What to do:
What number of lines hold the word "Dateien"? State that number and nothing besides.

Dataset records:

▬▬▬

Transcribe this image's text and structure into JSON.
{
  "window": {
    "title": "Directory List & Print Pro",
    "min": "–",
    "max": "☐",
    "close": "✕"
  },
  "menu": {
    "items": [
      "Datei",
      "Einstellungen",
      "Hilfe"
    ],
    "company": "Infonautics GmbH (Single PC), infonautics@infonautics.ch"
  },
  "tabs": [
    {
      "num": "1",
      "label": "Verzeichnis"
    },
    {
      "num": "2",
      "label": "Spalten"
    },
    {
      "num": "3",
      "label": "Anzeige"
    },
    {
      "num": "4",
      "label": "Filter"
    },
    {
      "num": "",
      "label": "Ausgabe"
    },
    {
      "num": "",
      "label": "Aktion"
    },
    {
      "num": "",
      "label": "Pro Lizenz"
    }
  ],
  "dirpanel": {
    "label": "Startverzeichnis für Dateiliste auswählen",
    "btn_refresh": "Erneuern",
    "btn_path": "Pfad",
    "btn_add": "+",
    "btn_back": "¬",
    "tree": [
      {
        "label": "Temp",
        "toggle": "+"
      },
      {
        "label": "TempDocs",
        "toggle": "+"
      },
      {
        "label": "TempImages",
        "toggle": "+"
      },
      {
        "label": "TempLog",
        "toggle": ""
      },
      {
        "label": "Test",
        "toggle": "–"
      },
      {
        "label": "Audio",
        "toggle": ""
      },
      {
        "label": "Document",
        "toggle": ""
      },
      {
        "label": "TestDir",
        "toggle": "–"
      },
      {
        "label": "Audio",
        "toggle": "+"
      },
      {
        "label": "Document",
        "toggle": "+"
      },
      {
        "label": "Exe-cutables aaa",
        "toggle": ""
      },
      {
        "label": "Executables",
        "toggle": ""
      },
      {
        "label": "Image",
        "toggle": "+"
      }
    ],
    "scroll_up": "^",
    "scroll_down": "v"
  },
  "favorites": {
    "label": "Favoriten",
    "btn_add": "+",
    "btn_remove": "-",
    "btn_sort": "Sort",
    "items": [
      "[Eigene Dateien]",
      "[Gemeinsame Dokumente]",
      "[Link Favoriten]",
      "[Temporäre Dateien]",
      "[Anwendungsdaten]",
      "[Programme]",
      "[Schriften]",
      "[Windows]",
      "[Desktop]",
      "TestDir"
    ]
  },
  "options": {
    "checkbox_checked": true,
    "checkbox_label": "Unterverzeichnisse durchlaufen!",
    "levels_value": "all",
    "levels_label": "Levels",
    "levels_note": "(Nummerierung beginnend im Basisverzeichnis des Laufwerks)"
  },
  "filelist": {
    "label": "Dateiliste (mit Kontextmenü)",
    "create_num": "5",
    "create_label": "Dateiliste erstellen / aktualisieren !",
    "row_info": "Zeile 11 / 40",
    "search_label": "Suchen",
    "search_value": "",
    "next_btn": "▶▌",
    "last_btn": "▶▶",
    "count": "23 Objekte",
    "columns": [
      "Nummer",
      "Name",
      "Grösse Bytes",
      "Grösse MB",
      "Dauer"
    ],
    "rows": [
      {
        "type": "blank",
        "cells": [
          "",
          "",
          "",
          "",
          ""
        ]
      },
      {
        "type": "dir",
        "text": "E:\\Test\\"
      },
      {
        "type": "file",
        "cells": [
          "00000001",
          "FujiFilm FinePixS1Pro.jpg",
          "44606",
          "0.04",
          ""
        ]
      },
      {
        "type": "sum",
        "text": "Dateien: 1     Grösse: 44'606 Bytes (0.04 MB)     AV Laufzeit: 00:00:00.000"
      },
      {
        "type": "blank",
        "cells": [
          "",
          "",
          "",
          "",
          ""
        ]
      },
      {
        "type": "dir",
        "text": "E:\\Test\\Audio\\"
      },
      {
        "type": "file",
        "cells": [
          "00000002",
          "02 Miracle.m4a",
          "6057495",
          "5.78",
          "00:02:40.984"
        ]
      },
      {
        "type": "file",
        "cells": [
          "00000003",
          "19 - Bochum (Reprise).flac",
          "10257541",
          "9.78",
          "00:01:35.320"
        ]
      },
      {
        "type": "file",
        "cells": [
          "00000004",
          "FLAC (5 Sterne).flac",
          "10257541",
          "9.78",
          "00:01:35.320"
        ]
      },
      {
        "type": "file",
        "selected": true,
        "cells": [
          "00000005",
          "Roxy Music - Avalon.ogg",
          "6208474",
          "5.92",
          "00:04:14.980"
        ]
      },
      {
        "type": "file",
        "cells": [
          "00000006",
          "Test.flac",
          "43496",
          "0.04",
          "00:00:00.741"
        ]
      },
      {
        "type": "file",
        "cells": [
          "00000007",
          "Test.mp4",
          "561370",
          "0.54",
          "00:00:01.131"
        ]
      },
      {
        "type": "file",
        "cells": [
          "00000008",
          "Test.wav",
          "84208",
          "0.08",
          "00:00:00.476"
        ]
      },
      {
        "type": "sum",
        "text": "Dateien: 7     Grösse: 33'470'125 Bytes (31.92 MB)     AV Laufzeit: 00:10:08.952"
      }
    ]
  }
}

▬▬▬

Exercise answer:
4